_Your goal_
Check each line of the listing for the string "XCTAssertEqual", count the lines that have it, and answer with that number only.

(Collected data)
** START **
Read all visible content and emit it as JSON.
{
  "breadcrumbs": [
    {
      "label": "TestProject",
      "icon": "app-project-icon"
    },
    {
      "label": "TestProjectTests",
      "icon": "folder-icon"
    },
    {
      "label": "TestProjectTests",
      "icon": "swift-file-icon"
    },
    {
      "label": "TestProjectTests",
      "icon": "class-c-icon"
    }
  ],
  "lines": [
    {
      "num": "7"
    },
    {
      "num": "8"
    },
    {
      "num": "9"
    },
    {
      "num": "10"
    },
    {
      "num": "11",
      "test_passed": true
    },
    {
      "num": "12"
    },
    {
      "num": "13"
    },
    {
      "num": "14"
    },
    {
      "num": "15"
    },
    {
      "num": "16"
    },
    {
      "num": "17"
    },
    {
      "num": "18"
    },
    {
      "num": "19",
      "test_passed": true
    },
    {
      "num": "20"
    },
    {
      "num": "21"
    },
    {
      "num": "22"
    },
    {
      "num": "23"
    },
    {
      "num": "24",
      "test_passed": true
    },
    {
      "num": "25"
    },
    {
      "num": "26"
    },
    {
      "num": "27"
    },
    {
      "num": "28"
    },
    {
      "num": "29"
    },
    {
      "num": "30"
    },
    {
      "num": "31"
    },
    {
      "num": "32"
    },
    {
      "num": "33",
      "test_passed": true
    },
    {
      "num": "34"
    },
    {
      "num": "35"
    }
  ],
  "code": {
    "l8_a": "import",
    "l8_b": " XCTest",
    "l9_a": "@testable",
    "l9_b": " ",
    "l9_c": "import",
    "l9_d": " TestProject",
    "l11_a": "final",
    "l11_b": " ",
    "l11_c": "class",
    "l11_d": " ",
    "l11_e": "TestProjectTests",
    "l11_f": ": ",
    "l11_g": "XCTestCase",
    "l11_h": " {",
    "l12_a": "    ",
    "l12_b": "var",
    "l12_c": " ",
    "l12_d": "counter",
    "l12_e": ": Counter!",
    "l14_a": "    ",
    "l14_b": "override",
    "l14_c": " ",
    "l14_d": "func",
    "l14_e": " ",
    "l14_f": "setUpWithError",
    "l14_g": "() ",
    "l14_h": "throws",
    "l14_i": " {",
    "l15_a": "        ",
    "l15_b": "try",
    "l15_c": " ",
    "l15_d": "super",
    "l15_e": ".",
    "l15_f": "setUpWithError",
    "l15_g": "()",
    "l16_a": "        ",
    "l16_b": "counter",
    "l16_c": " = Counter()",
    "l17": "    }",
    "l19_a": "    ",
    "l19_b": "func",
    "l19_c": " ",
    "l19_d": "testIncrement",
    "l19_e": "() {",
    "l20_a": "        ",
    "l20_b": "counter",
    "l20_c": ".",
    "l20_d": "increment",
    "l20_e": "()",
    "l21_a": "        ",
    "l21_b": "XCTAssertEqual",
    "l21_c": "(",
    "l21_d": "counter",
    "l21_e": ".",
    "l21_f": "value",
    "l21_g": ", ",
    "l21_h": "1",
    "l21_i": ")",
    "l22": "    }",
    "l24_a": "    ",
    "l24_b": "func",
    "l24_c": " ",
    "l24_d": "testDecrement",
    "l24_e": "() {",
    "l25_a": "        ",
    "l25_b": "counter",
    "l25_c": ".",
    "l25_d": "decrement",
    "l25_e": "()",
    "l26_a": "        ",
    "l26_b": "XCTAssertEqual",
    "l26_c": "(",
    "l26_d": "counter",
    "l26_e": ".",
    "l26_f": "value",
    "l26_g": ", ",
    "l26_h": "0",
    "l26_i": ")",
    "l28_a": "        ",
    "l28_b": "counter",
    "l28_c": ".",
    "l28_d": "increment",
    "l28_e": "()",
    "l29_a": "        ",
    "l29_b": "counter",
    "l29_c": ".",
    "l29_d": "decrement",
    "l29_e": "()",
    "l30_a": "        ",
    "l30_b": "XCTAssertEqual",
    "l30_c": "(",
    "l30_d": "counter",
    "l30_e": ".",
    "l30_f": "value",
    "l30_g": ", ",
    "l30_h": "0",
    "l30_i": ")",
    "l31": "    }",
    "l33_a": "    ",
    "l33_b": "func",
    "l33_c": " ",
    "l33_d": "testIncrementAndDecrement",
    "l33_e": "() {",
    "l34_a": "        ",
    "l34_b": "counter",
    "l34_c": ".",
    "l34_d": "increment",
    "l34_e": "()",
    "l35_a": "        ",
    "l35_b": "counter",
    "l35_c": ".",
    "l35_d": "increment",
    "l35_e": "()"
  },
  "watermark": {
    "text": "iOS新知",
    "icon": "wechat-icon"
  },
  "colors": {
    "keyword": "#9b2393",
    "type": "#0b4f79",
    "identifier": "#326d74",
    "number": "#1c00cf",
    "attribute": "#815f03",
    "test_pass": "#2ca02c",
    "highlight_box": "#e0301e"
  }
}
** END **
_Solution for this task_
3